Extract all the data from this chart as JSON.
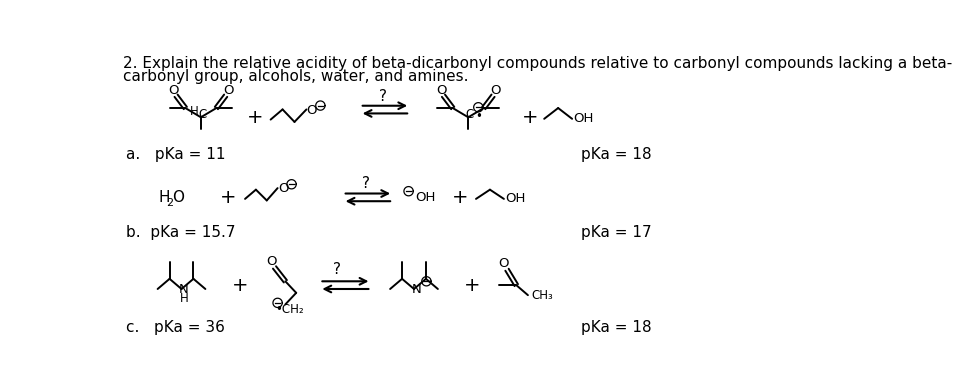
{
  "title_line1": "2. Explain the relative acidity of beta-dicarbonyl compounds relative to carbonyl compounds lacking a beta-",
  "title_line2": "carbonyl group, alcohols, water, and amines.",
  "bg_color": "#ffffff",
  "text_color": "#000000",
  "row_a": {
    "pka_left": "pKa = 11",
    "pka_right": "pKa = 18"
  },
  "row_b": {
    "pka_left": "pKa = 15.7",
    "pka_right": "pKa = 17"
  },
  "row_c": {
    "pka_left": "pKa = 36",
    "pka_right": "pKa = 18"
  }
}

-------------------------

Instructions for the task: Restate the records word for word, omitting images.

Task output:
Extract all the data from this chart as JSON.
{
  "title_line1": "2. Explain the relative acidity of beta-dicarbonyl compounds relative to carbonyl compounds lacking a beta-",
  "title_line2": "carbonyl group, alcohols, water, and amines.",
  "bg_color": "#ffffff",
  "text_color": "#000000",
  "row_a": {
    "pka_left": "pKa = 11",
    "pka_right": "pKa = 18"
  },
  "row_b": {
    "pka_left": "pKa = 15.7",
    "pka_right": "pKa = 17"
  },
  "row_c": {
    "pka_left": "pKa = 36",
    "pka_right": "pKa = 18"
  }
}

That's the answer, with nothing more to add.